Each record below is to be copied word for word, with pictures removed.

-- start Given data --

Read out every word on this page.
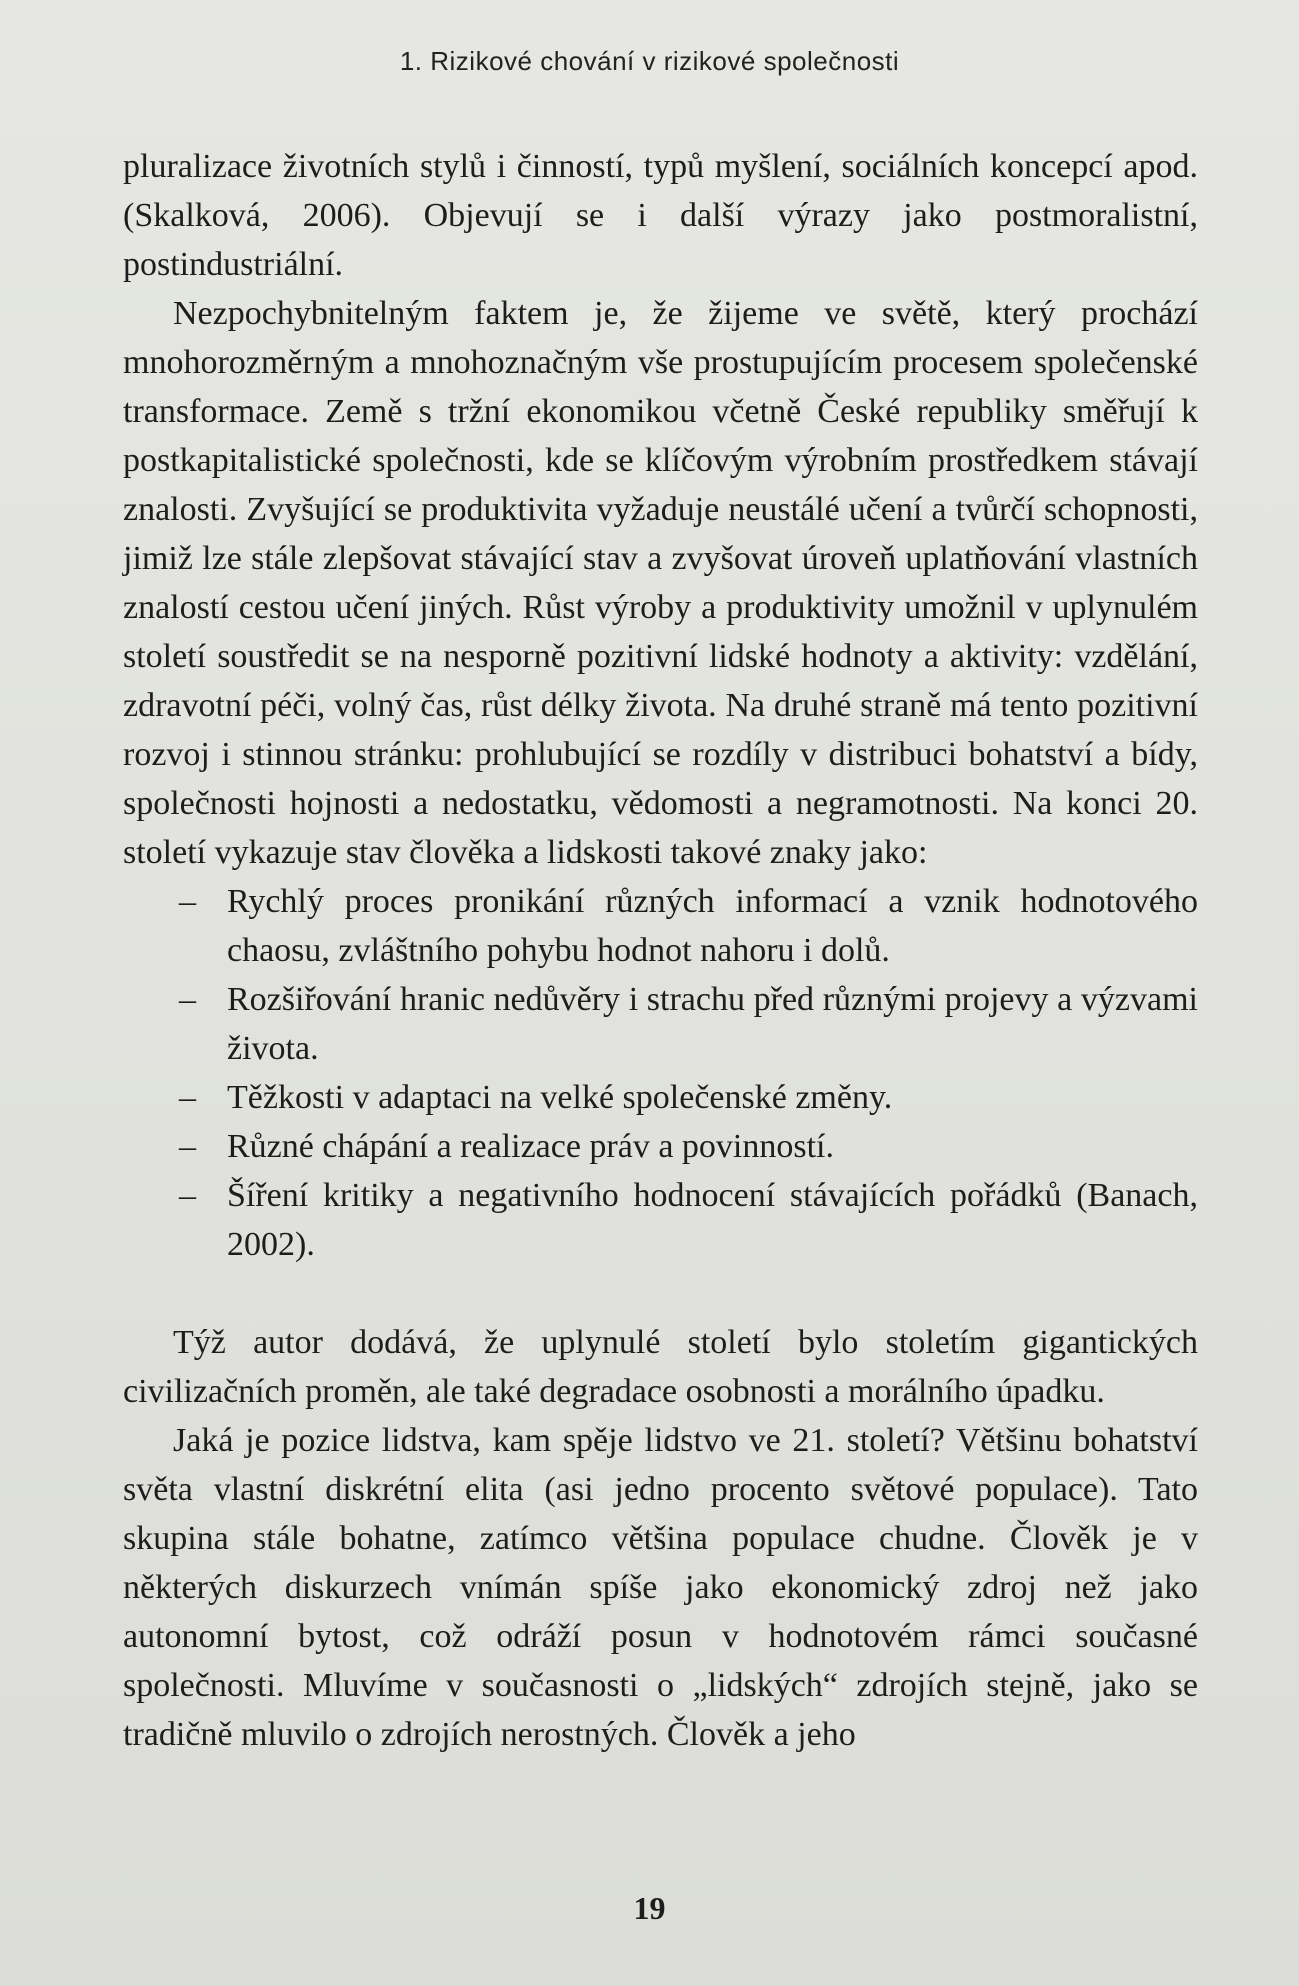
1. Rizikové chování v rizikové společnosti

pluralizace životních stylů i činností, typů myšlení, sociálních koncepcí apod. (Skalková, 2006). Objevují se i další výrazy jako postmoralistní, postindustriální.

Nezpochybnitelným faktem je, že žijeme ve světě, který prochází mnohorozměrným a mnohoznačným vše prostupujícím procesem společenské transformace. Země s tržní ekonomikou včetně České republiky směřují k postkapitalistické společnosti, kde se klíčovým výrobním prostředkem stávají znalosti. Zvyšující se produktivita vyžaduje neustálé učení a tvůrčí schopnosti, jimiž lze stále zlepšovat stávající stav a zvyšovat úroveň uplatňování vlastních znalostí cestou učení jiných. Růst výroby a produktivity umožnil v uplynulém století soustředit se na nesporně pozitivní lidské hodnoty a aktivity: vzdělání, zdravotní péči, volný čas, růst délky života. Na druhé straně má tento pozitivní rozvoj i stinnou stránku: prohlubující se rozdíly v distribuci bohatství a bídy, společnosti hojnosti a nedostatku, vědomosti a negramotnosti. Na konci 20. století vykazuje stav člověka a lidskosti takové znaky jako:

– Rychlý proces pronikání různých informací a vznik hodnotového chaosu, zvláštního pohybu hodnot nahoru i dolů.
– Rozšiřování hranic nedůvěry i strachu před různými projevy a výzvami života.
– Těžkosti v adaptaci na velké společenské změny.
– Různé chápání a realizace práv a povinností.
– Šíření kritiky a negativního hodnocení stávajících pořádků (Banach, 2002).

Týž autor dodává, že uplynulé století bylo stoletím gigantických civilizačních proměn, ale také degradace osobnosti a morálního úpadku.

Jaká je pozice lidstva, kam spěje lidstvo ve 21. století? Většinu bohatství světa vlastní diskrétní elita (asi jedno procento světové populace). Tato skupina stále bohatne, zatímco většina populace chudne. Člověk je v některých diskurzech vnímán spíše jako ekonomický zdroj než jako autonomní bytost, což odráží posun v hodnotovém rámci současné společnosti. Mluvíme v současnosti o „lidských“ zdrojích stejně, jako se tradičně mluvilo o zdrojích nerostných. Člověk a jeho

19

-- end Given data --

Answer below:
Read out every word on this page.
1. Rizikové chování v rizikové společnosti

pluralizace životních stylů i činností, typů myšlení, sociálních koncepcí apod. (Skalková, 2006). Objevují se i další výrazy jako postmoralistní, postindustriální.

Nezpochybnitelným faktem je, že žijeme ve světě, který prochází mnohorozměrným a mnohoznačným vše prostupujícím procesem společenské transformace. Země s tržní ekonomikou včetně České republiky směřují k postkapitalistické společnosti, kde se klíčovým výrobním prostředkem stávají znalosti. Zvyšující se produktivita vyžaduje neustálé učení a tvůrčí schopnosti, jimiž lze stále zlepšovat stávající stav a zvyšovat úroveň uplatňování vlastních znalostí cestou učení jiných. Růst výroby a produktivity umožnil v uplynulém století soustředit se na nesporně pozitivní lidské hodnoty a aktivity: vzdělání, zdravotní péči, volný čas, růst délky života. Na druhé straně má tento pozitivní rozvoj i stinnou stránku: prohlubující se rozdíly v distribuci bohatství a bídy, společnosti hojnosti a nedostatku, vědomosti a negramotnosti. Na konci 20. století vykazuje stav člověka a lidskosti takové znaky jako:

– Rychlý proces pronikání různých informací a vznik hodnotového chaosu, zvláštního pohybu hodnot nahoru i dolů.
– Rozšiřování hranic nedůvěry i strachu před různými projevy a výzvami života.
– Těžkosti v adaptaci na velké společenské změny.
– Různé chápání a realizace práv a povinností.
– Šíření kritiky a negativního hodnocení stávajících pořádků (Banach, 2002).

Týž autor dodává, že uplynulé století bylo stoletím gigantických civilizačních proměn, ale také degradace osobnosti a morálního úpadku.

Jaká je pozice lidstva, kam spěje lidstvo ve 21. století? Většinu bohatství světa vlastní diskrétní elita (asi jedno procento světové populace). Tato skupina stále bohatne, zatímco většina populace chudne. Člověk je v některých diskurzech vnímán spíše jako ekonomický zdroj než jako autonomní bytost, což odráží posun v hodnotovém rámci současné společnosti. Mluvíme v současnosti o „lidských“ zdrojích stejně, jako se tradičně mluvilo o zdrojích nerostných. Člověk a jeho

19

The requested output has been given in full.